■ Task brief ■
Single out the lines that include the word "operational". Copy them.

>> Begin Data provided

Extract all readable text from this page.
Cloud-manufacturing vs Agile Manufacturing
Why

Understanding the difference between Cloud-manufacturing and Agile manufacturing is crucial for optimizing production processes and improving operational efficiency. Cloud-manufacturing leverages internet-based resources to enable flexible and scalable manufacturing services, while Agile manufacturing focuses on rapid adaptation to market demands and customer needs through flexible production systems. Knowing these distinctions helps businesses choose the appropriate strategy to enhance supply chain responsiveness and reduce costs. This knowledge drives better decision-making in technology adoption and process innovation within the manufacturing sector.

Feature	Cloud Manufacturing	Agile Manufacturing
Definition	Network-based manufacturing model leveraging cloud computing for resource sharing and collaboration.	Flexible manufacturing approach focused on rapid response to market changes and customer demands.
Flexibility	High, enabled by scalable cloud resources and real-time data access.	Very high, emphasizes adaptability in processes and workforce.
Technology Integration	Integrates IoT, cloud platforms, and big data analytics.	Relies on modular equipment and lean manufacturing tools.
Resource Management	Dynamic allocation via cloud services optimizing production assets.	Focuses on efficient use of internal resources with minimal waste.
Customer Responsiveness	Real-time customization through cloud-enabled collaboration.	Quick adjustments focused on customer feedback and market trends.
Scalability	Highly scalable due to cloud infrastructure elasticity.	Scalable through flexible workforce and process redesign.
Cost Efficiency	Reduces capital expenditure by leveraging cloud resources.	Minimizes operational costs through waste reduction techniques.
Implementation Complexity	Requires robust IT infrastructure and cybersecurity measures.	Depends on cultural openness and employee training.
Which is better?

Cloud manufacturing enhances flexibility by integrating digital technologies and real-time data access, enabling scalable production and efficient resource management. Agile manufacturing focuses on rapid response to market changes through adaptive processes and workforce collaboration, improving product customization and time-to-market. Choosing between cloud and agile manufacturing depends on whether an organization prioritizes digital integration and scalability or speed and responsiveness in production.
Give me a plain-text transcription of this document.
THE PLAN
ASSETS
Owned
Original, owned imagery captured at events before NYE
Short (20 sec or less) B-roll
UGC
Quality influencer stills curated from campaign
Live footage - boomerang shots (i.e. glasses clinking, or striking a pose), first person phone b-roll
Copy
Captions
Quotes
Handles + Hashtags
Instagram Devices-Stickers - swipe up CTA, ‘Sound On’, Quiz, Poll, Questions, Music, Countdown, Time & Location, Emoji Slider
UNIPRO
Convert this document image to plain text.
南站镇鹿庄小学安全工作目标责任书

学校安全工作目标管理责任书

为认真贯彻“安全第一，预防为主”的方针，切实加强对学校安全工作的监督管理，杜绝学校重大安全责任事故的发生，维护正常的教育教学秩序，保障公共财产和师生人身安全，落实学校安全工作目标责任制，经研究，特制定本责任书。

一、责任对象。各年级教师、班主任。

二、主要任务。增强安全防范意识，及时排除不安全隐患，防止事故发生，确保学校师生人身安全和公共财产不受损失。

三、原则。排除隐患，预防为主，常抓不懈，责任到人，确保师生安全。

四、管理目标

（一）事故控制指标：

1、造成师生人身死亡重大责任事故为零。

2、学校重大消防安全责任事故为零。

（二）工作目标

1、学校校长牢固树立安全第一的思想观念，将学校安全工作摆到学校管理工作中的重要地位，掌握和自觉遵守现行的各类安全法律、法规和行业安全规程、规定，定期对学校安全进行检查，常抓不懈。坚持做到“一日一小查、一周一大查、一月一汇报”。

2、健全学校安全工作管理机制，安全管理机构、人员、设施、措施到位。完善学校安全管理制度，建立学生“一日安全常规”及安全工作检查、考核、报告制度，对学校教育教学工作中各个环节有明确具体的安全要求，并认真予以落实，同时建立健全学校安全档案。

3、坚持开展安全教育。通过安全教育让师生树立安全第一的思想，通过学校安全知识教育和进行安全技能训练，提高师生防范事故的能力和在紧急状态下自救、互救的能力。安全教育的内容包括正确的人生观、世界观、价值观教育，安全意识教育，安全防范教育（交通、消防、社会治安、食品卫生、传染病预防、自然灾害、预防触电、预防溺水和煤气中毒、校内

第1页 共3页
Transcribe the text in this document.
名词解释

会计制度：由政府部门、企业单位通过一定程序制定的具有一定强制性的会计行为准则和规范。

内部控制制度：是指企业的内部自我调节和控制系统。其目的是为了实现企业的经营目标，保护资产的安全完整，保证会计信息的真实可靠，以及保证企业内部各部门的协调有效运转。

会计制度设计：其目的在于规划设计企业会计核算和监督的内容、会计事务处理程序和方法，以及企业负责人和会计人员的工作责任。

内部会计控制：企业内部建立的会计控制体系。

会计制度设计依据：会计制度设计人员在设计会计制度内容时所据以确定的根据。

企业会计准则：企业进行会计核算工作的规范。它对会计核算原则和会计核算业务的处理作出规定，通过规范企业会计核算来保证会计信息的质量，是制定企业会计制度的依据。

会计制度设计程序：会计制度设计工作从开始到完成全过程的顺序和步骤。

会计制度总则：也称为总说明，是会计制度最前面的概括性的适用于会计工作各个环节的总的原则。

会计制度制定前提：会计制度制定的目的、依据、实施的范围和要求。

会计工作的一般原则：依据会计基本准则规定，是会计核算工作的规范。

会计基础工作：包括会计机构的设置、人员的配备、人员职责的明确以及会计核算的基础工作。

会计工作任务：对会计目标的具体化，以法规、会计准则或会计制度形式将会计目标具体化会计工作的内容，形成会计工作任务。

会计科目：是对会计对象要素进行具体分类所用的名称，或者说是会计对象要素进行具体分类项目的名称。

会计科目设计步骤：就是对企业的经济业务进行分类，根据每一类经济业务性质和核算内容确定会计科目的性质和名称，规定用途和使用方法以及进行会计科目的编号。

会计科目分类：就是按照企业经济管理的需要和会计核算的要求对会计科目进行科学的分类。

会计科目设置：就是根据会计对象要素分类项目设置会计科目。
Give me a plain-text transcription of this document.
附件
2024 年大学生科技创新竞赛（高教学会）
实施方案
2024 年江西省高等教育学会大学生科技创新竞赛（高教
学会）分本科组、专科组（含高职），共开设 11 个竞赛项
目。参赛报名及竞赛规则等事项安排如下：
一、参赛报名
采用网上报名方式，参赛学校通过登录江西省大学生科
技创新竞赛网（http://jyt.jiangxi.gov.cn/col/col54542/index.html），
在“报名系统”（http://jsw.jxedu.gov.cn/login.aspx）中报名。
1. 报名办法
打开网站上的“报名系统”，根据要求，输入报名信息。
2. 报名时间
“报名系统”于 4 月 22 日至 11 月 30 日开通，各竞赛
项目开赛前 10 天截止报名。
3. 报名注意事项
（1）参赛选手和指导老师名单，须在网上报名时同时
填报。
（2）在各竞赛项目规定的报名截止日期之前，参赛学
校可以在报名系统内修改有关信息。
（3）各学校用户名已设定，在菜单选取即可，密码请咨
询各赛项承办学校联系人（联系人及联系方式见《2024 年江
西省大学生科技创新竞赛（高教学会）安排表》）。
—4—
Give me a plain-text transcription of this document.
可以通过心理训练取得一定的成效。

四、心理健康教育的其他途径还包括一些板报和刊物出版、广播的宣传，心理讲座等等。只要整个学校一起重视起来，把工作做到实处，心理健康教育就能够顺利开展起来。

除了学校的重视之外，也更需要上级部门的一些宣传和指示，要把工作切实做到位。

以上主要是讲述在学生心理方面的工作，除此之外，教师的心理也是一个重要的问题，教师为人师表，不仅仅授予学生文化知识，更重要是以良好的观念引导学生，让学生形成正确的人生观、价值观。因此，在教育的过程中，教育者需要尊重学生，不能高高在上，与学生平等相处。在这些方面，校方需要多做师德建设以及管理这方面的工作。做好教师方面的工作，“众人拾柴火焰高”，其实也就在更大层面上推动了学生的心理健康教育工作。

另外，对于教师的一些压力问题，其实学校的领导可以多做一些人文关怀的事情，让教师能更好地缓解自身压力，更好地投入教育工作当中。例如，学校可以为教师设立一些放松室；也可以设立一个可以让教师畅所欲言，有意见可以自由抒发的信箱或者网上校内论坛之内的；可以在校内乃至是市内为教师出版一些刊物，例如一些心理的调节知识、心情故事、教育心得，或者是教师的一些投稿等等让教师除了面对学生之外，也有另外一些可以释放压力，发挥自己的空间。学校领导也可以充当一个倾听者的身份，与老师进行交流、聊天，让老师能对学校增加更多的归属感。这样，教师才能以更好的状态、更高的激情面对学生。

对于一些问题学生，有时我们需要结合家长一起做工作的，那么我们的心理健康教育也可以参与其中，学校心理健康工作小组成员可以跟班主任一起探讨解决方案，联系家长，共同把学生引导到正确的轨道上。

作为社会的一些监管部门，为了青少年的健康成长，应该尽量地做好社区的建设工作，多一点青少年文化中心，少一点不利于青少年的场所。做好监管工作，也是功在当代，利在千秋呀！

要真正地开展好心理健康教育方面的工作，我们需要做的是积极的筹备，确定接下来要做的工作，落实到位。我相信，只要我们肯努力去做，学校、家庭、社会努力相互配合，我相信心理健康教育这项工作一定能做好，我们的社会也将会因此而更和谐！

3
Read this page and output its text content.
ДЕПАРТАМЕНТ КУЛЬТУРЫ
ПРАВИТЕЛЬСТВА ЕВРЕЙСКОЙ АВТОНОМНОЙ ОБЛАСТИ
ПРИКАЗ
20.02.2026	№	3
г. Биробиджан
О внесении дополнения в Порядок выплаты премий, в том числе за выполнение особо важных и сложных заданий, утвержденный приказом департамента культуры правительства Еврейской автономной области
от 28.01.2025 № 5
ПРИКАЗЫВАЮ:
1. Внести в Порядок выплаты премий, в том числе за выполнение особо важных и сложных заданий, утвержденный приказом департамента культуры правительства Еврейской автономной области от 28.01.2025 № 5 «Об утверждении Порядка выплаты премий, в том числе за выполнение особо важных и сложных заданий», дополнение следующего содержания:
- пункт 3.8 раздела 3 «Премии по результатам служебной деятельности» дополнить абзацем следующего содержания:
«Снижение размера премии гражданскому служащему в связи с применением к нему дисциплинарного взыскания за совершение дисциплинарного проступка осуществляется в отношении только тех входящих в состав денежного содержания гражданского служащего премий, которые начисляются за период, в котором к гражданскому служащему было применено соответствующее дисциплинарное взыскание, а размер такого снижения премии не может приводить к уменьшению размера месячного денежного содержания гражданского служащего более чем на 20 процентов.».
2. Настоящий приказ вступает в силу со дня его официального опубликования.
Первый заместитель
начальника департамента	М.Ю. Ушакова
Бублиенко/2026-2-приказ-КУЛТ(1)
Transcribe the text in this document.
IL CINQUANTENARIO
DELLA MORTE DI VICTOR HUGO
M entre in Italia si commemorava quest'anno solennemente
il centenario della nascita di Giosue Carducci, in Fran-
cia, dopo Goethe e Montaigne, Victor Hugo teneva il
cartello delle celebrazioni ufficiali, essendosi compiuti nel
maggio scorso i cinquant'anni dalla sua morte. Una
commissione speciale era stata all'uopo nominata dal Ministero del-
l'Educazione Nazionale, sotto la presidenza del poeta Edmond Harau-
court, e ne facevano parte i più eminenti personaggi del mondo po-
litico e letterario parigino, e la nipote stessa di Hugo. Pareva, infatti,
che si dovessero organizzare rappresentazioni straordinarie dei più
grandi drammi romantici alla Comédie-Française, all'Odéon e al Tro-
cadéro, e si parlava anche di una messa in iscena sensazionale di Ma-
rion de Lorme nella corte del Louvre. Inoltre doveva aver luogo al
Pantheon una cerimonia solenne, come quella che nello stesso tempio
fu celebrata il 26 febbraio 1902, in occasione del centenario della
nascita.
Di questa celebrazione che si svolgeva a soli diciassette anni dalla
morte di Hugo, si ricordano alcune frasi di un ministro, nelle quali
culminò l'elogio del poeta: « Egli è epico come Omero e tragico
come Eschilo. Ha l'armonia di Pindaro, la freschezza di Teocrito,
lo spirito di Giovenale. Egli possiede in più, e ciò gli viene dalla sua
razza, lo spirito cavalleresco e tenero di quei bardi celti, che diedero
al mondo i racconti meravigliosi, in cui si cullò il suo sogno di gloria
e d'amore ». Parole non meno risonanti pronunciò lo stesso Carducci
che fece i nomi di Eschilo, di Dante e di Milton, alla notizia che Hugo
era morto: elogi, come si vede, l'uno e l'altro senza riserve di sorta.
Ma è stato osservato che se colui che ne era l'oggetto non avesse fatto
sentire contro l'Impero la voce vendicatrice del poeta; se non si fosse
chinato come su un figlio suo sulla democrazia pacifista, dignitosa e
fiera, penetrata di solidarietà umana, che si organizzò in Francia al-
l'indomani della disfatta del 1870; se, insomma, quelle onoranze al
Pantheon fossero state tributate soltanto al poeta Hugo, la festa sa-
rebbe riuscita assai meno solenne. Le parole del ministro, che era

>> End Data provided

■ Right answer ■
Understanding the difference between Cloud-manufacturing and Agile manufacturing is crucial for optimizing production processes and improving operational efficiency. Cloud-manufacturing leverages internet-based resources to enable flexible and scalable manufacturing services, while Agile manufacturing focuses on rapid adaptation to market demands and customer needs through flexible production systems. Knowing these distinctions helps businesses choose the appropriate strategy to enhance supply chain responsiveness and reduce costs. This knowledge drives better decision-making in technology adoption and process innovation within the manufacturing sector.
Cost Efficiency	Reduces capital expenditure by leveraging cloud resources.	Minimizes operational costs through waste reduction techniques.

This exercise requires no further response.